:: Supplied records
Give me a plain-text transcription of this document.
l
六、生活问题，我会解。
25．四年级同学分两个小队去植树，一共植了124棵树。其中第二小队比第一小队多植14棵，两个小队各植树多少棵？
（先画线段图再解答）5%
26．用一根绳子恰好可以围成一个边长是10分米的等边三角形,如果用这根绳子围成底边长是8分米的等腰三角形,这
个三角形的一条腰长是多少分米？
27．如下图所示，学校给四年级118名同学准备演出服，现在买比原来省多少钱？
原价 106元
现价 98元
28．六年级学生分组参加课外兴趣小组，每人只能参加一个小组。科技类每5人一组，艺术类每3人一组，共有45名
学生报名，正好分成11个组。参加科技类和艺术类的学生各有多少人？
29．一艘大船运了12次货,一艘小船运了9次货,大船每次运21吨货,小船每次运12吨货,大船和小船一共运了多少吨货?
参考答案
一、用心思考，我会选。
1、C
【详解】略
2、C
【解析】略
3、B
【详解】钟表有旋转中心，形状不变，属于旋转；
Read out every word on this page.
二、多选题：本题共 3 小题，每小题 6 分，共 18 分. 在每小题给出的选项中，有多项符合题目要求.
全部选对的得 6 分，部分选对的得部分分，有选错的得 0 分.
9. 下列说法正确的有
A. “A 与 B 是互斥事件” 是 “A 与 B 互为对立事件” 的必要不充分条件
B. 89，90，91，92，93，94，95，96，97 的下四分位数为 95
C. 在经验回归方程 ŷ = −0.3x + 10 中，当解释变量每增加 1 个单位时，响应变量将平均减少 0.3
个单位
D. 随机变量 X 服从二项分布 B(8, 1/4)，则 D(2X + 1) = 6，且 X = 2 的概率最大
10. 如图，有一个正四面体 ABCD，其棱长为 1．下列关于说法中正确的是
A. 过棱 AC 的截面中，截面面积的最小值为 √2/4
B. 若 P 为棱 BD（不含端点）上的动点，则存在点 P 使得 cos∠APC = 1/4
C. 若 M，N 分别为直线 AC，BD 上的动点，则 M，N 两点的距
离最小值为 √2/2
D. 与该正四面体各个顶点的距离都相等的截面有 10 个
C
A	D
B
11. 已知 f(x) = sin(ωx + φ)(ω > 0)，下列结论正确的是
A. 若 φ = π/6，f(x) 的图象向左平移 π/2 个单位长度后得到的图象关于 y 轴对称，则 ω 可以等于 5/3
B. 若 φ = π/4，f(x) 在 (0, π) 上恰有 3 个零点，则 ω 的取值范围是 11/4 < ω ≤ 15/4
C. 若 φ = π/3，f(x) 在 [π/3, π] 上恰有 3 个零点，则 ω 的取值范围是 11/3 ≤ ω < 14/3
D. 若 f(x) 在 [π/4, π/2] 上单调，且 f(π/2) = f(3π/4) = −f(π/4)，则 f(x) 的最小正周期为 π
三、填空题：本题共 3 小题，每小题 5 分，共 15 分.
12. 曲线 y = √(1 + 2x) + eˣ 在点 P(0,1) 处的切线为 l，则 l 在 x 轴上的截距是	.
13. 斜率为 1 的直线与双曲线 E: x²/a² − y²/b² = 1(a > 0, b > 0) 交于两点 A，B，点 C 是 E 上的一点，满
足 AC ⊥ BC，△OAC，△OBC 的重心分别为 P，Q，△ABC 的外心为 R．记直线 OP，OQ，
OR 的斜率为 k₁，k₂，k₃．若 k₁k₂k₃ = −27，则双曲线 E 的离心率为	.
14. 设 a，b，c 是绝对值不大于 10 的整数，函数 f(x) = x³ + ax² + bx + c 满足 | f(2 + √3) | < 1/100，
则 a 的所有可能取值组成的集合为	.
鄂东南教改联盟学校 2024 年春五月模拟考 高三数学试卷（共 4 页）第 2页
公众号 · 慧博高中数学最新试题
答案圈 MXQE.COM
::::
Required work:
Return the full listing, character for character.

Reply to the exercise:
Give me a plain-text transcription of this document.
l
六、生活问题，我会解。
25．四年级同学分两个小队去植树，一共植了124棵树。其中第二小队比第一小队多植14棵，两个小队各植树多少棵？
（先画线段图再解答）5%
26．用一根绳子恰好可以围成一个边长是10分米的等边三角形,如果用这根绳子围成底边长是8分米的等腰三角形,这
个三角形的一条腰长是多少分米？
27．如下图所示，学校给四年级118名同学准备演出服，现在买比原来省多少钱？
原价 106元
现价 98元
28．六年级学生分组参加课外兴趣小组，每人只能参加一个小组。科技类每5人一组，艺术类每3人一组，共有45名
学生报名，正好分成11个组。参加科技类和艺术类的学生各有多少人？
29．一艘大船运了12次货,一艘小船运了9次货,大船每次运21吨货,小船每次运12吨货,大船和小船一共运了多少吨货?
参考答案
一、用心思考，我会选。
1、C
【详解】略
2、C
【解析】略
3、B
【详解】钟表有旋转中心，形状不变，属于旋转；
Read out every word on this page.
二、多选题：本题共 3 小题，每小题 6 分，共 18 分. 在每小题给出的选项中，有多项符合题目要求.
全部选对的得 6 分，部分选对的得部分分，有选错的得 0 分.
9. 下列说法正确的有
A. “A 与 B 是互斥事件” 是 “A 与 B 互为对立事件” 的必要不充分条件
B. 89，90，91，92，93，94，95，96，97 的下四分位数为 95
C. 在经验回归方程 ŷ = −0.3x + 10 中，当解释变量每增加 1 个单位时，响应变量将平均减少 0.3
个单位
D. 随机变量 X 服从二项分布 B(8, 1/4)，则 D(2X + 1) = 6，且 X = 2 的概率最大
10. 如图，有一个正四面体 ABCD，其棱长为 1．下列关于说法中正确的是
A. 过棱 AC 的截面中，截面面积的最小值为 √2/4
B. 若 P 为棱 BD（不含端点）上的动点，则存在点 P 使得 cos∠APC = 1/4
C. 若 M，N 分别为直线 AC，BD 上的动点，则 M，N 两点的距
离最小值为 √2/2
D. 与该正四面体各个顶点的距离都相等的截面有 10 个
C
A	D
B
11. 已知 f(x) = sin(ωx + φ)(ω > 0)，下列结论正确的是
A. 若 φ = π/6，f(x) 的图象向左平移 π/2 个单位长度后得到的图象关于 y 轴对称，则 ω 可以等于 5/3
B. 若 φ = π/4，f(x) 在 (0, π) 上恰有 3 个零点，则 ω 的取值范围是 11/4 < ω ≤ 15/4
C. 若 φ = π/3，f(x) 在 [π/3, π] 上恰有 3 个零点，则 ω 的取值范围是 11/3 ≤ ω < 14/3
D. 若 f(x) 在 [π/4, π/2] 上单调，且 f(π/2) = f(3π/4) = −f(π/4)，则 f(x) 的最小正周期为 π
三、填空题：本题共 3 小题，每小题 5 分，共 15 分.
12. 曲线 y = √(1 + 2x) + eˣ 在点 P(0,1) 处的切线为 l，则 l 在 x 轴上的截距是	.
13. 斜率为 1 的直线与双曲线 E: x²/a² − y²/b² = 1(a > 0, b > 0) 交于两点 A，B，点 C 是 E 上的一点，满
足 AC ⊥ BC，△OAC，△OBC 的重心分别为 P，Q，△ABC 的外心为 R．记直线 OP，OQ，
OR 的斜率为 k₁，k₂，k₃．若 k₁k₂k₃ = −27，则双曲线 E 的离心率为	.
14. 设 a，b，c 是绝对值不大于 10 的整数，函数 f(x) = x³ + ax² + bx + c 满足 | f(2 + √3) | < 1/100，
则 a 的所有可能取值组成的集合为	.
鄂东南教改联盟学校 2024 年春五月模拟考 高三数学试卷（共 4 页）第 2页
公众号 · 慧博高中数学最新试题
答案圈 MXQE.COM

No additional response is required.